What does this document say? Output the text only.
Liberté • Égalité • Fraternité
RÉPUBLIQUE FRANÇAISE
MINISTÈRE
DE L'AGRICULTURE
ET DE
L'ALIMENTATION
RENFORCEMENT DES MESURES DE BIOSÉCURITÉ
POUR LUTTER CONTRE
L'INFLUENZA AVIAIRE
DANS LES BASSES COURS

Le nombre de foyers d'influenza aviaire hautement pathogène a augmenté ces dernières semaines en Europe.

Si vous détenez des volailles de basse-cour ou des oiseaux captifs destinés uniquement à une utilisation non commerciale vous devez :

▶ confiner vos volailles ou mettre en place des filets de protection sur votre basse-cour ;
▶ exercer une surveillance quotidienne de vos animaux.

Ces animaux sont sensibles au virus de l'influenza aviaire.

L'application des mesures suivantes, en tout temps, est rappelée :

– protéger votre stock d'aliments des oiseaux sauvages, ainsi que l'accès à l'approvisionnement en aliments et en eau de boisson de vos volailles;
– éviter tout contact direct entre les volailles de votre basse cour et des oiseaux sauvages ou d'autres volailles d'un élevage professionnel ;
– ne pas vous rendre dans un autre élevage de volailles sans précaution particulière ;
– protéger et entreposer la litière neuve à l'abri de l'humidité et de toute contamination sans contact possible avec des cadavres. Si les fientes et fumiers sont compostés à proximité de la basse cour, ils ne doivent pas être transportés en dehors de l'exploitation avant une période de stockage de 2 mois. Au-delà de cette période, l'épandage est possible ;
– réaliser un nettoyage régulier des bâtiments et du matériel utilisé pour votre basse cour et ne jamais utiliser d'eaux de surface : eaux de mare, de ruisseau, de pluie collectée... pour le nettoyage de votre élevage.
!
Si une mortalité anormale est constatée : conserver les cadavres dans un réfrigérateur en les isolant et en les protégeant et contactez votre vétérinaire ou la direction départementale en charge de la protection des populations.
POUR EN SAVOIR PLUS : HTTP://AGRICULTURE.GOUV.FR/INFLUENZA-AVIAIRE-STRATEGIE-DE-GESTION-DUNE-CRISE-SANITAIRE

Task requirements: Find how many lines of the entries include the word "oiseaux". The number is the entire reply.

Result: 3